— begin Data rows —
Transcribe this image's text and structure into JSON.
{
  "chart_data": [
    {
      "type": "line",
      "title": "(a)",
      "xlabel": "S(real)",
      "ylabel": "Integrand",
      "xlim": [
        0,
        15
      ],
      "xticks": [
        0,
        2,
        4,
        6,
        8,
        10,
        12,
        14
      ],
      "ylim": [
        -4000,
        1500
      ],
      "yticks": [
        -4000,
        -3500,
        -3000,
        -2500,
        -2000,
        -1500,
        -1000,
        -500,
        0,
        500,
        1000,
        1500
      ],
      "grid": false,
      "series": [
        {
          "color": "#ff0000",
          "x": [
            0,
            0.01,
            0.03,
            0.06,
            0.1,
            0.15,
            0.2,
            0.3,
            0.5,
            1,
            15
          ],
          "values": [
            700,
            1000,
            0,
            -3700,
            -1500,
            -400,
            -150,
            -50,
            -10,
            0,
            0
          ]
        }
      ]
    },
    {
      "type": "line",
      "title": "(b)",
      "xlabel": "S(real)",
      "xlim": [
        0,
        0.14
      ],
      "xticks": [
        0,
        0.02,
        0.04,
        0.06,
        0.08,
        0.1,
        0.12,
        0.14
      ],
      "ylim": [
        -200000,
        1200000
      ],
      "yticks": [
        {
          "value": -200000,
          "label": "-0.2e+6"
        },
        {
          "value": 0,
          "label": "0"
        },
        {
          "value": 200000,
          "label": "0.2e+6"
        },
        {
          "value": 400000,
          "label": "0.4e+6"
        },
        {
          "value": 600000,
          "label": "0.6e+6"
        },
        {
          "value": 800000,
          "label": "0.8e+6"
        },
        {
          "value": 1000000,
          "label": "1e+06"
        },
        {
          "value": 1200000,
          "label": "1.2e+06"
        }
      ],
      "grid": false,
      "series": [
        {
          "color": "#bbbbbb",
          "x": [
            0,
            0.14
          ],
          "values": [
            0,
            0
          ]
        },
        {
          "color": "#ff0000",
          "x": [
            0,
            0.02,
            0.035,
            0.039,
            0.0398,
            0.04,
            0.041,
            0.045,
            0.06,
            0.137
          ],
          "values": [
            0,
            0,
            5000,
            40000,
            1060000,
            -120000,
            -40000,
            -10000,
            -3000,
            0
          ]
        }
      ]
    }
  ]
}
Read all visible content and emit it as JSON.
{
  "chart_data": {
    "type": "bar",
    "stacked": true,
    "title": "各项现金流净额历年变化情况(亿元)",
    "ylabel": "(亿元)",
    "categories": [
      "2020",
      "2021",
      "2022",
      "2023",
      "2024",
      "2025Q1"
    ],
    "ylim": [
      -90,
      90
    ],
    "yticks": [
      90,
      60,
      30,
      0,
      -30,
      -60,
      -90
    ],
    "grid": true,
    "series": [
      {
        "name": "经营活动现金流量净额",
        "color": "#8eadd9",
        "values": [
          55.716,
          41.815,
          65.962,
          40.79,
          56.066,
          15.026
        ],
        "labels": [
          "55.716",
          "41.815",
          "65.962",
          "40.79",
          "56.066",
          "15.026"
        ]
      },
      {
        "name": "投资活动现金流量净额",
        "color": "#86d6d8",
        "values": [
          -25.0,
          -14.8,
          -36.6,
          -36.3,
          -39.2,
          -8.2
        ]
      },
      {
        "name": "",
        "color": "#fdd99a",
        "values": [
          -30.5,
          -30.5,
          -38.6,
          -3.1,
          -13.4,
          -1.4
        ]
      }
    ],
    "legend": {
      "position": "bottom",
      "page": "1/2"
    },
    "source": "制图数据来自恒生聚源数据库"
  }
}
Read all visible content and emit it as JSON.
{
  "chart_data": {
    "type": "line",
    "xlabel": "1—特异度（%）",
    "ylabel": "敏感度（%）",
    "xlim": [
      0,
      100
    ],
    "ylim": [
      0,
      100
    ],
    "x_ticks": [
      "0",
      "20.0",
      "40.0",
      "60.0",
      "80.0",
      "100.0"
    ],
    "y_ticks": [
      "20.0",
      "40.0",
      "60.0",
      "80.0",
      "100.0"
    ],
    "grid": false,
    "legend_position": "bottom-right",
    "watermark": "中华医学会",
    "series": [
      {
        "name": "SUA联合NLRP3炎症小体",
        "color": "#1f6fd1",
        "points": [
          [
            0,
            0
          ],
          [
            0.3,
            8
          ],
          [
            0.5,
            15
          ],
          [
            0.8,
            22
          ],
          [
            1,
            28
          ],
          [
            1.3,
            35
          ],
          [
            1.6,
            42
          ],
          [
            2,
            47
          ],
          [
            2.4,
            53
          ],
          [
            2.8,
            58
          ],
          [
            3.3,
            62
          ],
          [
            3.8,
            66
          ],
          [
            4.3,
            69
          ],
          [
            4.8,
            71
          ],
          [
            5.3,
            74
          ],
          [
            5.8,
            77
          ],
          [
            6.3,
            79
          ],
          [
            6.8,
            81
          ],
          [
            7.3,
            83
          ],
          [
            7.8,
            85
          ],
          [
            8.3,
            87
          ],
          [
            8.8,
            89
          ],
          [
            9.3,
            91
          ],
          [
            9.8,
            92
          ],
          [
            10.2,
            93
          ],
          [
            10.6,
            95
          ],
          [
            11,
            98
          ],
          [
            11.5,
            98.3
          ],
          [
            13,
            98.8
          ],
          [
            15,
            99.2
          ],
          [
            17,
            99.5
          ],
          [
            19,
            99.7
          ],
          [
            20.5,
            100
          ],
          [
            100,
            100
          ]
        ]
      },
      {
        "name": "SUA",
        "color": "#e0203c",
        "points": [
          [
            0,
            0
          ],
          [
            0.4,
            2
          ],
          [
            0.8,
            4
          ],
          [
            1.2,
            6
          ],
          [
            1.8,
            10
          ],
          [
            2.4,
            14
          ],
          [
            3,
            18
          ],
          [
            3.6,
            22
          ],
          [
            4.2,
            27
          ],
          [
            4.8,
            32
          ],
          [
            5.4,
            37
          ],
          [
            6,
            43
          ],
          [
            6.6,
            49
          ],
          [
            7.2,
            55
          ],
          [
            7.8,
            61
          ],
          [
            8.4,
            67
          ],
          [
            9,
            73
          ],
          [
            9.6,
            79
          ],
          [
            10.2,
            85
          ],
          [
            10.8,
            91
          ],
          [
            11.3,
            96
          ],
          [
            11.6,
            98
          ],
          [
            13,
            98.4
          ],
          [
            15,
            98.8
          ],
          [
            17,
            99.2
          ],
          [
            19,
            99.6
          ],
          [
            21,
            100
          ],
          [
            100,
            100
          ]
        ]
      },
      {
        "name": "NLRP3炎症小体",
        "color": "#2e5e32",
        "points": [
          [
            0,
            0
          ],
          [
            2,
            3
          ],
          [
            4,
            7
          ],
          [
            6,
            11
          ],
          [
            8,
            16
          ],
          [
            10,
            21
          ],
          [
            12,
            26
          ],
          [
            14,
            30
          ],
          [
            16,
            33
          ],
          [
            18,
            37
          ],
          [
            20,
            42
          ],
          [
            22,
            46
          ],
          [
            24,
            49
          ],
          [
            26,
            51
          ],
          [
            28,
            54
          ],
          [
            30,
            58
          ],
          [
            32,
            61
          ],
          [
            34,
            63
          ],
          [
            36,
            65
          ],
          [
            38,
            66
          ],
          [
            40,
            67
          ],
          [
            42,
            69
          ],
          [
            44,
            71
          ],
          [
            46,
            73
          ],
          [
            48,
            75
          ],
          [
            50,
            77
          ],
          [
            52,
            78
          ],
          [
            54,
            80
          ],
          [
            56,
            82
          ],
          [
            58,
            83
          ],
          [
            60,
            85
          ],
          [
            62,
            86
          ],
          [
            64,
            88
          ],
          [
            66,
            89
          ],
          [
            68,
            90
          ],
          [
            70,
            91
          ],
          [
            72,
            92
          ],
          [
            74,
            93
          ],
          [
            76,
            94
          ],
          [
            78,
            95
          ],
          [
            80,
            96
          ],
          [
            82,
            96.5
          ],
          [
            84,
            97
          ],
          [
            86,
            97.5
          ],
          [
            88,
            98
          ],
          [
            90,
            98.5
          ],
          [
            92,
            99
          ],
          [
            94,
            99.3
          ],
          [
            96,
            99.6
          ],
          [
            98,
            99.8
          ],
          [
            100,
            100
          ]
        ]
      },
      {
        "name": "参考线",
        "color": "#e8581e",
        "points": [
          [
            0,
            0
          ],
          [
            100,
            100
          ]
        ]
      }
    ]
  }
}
— end Data rows —
• **Problem to solve**
Go through the entries above and count the lines containing the word "ylabel"; give only that count.

• **Correct output**
3